— MATERIAL PROVIDED —
Start

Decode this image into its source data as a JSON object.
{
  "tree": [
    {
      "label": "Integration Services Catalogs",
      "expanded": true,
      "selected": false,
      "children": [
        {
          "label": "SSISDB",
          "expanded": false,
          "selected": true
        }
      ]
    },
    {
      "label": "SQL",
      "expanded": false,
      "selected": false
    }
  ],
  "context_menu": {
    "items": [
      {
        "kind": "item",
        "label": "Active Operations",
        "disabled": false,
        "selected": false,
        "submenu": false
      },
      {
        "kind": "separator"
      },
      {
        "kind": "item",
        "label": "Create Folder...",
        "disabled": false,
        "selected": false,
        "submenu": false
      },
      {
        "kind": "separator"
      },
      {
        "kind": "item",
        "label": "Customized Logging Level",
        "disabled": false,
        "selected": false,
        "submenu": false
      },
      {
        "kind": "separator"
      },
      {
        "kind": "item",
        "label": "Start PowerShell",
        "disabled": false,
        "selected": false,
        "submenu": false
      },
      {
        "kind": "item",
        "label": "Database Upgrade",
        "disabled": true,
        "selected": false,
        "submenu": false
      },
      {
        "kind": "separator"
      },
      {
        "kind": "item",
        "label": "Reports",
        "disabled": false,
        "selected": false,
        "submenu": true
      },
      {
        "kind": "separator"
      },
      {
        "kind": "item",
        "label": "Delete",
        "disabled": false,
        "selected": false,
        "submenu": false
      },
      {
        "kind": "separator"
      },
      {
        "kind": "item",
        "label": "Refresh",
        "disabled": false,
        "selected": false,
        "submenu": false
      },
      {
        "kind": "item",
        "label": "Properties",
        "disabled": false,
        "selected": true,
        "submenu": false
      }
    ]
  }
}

End

— STATED TASK —
State how many lines of the listing hold the string "expanded"; reply with the number and nothing else.

— ANSWER TO THE TASK —
3